[Data records]
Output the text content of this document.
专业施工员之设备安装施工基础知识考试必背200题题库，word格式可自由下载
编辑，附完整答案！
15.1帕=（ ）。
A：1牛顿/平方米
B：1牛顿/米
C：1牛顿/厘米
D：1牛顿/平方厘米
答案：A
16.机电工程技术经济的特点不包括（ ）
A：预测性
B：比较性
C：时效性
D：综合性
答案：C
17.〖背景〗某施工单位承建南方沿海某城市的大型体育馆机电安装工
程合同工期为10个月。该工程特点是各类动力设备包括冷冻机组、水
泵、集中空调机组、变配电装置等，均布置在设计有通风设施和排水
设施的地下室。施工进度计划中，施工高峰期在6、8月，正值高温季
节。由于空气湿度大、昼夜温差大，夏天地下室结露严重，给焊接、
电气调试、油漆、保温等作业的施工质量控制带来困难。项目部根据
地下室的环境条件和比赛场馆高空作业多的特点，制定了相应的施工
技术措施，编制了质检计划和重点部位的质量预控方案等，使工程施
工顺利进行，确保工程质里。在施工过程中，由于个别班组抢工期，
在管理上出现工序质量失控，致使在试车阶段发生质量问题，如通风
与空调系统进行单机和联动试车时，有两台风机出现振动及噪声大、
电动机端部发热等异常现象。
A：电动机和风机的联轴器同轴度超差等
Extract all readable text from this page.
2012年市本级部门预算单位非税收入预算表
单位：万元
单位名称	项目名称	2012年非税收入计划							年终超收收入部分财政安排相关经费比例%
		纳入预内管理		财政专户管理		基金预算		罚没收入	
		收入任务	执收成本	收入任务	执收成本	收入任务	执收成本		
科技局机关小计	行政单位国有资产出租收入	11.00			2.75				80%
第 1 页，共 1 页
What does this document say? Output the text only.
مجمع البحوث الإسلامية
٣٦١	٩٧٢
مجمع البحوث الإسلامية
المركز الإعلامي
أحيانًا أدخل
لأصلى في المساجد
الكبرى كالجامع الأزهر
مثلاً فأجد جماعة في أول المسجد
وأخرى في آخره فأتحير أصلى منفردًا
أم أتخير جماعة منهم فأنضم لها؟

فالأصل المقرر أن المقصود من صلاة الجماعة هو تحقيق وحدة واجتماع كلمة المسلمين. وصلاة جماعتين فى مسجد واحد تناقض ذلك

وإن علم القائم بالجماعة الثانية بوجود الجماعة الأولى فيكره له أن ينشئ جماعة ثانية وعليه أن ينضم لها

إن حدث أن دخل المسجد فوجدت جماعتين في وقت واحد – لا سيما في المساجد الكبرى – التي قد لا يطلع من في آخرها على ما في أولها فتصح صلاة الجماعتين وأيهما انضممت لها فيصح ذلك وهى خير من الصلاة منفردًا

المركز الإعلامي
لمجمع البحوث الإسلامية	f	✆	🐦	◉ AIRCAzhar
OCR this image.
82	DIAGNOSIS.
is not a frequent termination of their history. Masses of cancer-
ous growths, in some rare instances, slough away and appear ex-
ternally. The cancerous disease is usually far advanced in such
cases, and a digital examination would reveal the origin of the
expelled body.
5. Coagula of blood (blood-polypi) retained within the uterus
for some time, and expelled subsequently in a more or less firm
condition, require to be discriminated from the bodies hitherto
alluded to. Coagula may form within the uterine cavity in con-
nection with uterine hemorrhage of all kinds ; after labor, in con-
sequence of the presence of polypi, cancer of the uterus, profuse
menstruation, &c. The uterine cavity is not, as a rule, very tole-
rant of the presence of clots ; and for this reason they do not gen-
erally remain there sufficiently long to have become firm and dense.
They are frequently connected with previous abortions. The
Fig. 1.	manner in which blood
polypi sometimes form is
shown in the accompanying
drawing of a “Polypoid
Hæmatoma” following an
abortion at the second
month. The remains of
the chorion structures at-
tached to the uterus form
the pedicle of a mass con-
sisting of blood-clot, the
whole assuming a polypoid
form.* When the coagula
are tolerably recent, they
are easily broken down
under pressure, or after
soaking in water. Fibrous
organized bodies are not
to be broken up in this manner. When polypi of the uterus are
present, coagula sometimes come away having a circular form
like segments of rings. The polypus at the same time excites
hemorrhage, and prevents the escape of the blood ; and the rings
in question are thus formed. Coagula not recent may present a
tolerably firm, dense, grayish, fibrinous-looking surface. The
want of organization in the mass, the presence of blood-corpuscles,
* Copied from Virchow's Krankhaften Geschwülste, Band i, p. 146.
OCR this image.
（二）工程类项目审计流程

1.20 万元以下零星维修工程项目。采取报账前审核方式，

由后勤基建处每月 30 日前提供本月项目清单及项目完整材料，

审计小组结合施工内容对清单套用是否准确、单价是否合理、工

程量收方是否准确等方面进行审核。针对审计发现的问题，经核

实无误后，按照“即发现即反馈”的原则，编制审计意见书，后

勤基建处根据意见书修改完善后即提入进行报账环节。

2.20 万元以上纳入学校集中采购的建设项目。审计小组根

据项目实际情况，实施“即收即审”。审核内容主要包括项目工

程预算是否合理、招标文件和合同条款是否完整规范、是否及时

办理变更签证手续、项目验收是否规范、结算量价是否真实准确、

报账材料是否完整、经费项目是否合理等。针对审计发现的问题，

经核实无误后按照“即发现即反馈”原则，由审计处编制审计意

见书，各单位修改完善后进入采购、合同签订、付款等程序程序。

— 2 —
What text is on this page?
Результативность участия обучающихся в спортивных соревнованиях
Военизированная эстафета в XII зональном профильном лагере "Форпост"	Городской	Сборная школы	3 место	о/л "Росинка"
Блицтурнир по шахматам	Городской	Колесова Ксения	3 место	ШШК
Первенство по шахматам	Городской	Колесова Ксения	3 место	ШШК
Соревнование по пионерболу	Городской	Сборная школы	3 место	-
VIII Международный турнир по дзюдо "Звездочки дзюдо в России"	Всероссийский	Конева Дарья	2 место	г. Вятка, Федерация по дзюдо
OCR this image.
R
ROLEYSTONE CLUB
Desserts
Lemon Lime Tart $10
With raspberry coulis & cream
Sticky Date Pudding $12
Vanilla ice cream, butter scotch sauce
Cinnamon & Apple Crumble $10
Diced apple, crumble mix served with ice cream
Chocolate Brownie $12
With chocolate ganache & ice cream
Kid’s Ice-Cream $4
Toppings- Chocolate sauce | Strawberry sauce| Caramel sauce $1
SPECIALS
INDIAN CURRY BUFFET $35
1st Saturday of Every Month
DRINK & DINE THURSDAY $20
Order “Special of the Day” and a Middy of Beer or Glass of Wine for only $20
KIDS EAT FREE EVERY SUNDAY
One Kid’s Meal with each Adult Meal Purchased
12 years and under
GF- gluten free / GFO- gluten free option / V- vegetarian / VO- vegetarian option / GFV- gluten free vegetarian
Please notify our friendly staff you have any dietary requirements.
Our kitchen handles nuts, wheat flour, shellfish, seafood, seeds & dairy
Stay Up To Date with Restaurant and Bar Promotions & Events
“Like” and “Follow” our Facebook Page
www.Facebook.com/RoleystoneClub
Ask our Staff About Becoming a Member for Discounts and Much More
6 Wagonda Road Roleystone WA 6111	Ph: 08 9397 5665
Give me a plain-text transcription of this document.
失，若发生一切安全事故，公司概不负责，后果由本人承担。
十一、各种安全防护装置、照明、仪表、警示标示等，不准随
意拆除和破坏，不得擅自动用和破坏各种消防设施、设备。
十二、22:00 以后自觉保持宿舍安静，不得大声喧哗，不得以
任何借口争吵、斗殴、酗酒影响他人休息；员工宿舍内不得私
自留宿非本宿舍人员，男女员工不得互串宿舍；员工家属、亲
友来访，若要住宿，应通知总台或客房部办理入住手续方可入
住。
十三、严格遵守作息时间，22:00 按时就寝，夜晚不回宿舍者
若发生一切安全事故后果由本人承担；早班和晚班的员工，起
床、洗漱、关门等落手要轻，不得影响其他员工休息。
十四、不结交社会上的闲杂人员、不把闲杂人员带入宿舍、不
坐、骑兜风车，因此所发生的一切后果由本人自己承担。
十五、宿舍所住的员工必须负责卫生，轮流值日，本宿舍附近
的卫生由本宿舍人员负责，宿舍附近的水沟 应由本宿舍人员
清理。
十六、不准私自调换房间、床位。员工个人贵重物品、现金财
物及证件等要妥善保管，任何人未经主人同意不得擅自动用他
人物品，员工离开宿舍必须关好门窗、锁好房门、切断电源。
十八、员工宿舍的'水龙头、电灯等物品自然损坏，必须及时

**TASK GOAL:** Find every line above that contains the word "within", and return each one.

**COMPLETED EXERCISE:**
5. Coagula of blood (blood-polypi) retained within the uterus
alluded to. Coagula may form within the uterine cavity in con-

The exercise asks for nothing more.